---------- ROWS
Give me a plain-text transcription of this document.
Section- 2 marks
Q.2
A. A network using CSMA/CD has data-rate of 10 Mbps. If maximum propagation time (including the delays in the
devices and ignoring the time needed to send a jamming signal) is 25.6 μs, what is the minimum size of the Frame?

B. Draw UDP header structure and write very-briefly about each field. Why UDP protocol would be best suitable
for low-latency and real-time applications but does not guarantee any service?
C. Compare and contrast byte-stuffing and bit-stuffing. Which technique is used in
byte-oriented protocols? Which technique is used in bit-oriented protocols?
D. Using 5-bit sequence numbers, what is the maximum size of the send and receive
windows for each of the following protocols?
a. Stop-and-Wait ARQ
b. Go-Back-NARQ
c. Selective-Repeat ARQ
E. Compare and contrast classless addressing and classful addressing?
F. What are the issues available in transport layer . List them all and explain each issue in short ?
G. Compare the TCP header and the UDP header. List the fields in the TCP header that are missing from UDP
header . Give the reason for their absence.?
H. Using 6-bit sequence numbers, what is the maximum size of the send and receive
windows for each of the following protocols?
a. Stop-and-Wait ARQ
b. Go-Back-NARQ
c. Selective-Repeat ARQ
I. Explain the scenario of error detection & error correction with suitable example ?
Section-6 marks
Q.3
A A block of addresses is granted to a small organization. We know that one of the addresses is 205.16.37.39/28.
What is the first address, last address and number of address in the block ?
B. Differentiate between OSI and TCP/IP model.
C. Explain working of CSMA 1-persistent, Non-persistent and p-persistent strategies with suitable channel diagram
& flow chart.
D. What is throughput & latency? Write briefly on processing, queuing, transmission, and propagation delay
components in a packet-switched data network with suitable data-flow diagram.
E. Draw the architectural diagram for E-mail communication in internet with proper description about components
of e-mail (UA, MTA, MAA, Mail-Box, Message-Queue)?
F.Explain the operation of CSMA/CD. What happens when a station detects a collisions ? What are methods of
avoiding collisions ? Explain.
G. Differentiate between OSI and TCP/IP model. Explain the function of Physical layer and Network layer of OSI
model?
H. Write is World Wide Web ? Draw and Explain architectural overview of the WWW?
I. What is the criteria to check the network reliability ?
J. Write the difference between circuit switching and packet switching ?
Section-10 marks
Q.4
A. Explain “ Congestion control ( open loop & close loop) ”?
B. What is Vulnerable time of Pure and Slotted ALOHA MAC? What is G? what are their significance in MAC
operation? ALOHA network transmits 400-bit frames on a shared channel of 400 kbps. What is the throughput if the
--------------------
## WORK INSTRUCTIONS
Determine how many lines in the listing above hold the string "throughput", then write only the number.

## WRITTEN SOLUTION
2